Problem requirements: Only a number is wanted: how many lines in these records contain the word "JSON"?

— Start Information supplied —

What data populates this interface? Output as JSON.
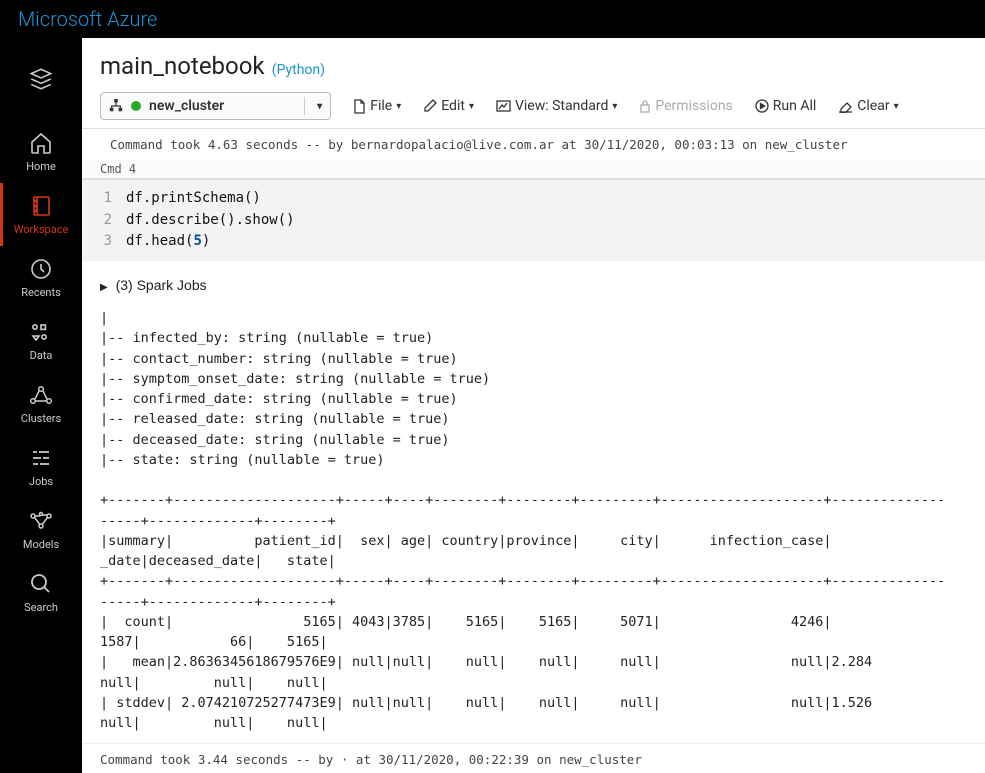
{
  "header": {
    "brand": "Microsoft Azure"
  },
  "sidebar": {
    "items": [
      {
        "key": "logo",
        "label": ""
      },
      {
        "key": "home",
        "label": "Home"
      },
      {
        "key": "workspace",
        "label": "Workspace"
      },
      {
        "key": "recents",
        "label": "Recents"
      },
      {
        "key": "data",
        "label": "Data"
      },
      {
        "key": "clusters",
        "label": "Clusters"
      },
      {
        "key": "jobs",
        "label": "Jobs"
      },
      {
        "key": "models",
        "label": "Models"
      },
      {
        "key": "search",
        "label": "Search"
      }
    ]
  },
  "notebook": {
    "title": "main_notebook",
    "language": "(Python)"
  },
  "toolbar": {
    "cluster": "new_cluster",
    "file": "File",
    "edit": "Edit",
    "view": "View: Standard",
    "permissions": "Permissions",
    "run_all": "Run All",
    "clear": "Clear"
  },
  "cmd3": {
    "status": "Command took 4.63 seconds -- by bernardopalacio@live.com.ar at 30/11/2020, 00:03:13 on new_cluster"
  },
  "cmd4": {
    "label": "Cmd 4",
    "code": {
      "l1": "df.printSchema()",
      "l2": "df.describe().show()",
      "l3a": "df.head(",
      "l3num": "5",
      "l3b": ")"
    },
    "spark_jobs": "(3) Spark Jobs",
    "output": "|\n|-- infected_by: string (nullable = true)\n|-- contact_number: string (nullable = true)\n|-- symptom_onset_date: string (nullable = true)\n|-- confirmed_date: string (nullable = true)\n|-- released_date: string (nullable = true)\n|-- deceased_date: string (nullable = true)\n|-- state: string (nullable = true)\n\n+-------+--------------------+-----+----+--------+--------+---------+--------------------+--------------\n-----+-------------+--------+\n|summary|          patient_id|  sex| age| country|province|     city|      infection_case|\n_date|deceased_date|   state|\n+-------+--------------------+-----+----+--------+--------+---------+--------------------+--------------\n-----+-------------+--------+\n|  count|                5165| 4043|3785|    5165|    5165|     5071|                4246|\n1587|           66|    5165|\n|   mean|2.8636345618679576E9| null|null|    null|    null|     null|                null|2.284\nnull|         null|    null|\n| stddev| 2.074210725277473E9| null|null|    null|    null|     null|                null|1.526\nnull|         null|    null|",
    "status": "Command took 3.44 seconds -- by                        · at 30/11/2020, 00:22:39 on new_cluster"
  }
}
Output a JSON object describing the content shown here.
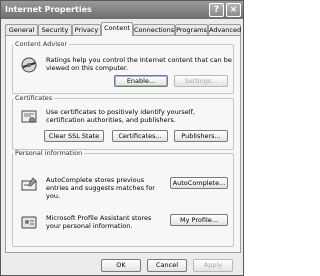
{
  "window": {
    "title": "Internet Properties",
    "help_label": "?",
    "close_label": "×"
  },
  "tabs": [
    {
      "label": "General"
    },
    {
      "label": "Security"
    },
    {
      "label": "Privacy"
    },
    {
      "label": "Content",
      "active": true
    },
    {
      "label": "Connections"
    },
    {
      "label": "Programs"
    },
    {
      "label": "Advanced"
    }
  ],
  "content_advisor": {
    "title": "Content Advisor",
    "text": "Ratings help you control the Internet content that can be viewed on this computer.",
    "enable_label": "Enable...",
    "settings_label": "Settings..."
  },
  "certificates": {
    "title": "Certificates",
    "text": "Use certificates to positively identify yourself, certification authorities, and publishers.",
    "clear_ssl_label": "Clear SSL State",
    "certificates_label": "Certificates...",
    "publishers_label": "Publishers..."
  },
  "personal_info": {
    "title": "Personal information",
    "autocomplete_text": "AutoComplete stores previous entries and suggests matches for you.",
    "autocomplete_label": "AutoComplete...",
    "profile_text": "Microsoft Profile Assistant stores your personal information.",
    "profile_label": "My Profile..."
  },
  "footer": {
    "ok_label": "OK",
    "cancel_label": "Cancel",
    "apply_label": "Apply"
  }
}
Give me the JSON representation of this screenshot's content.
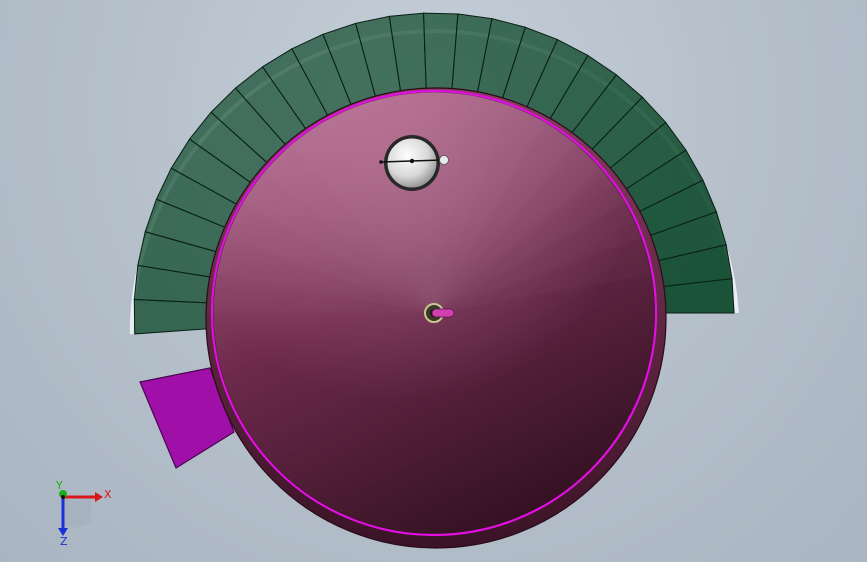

— End Information supplied —

Reply to the exercise: 3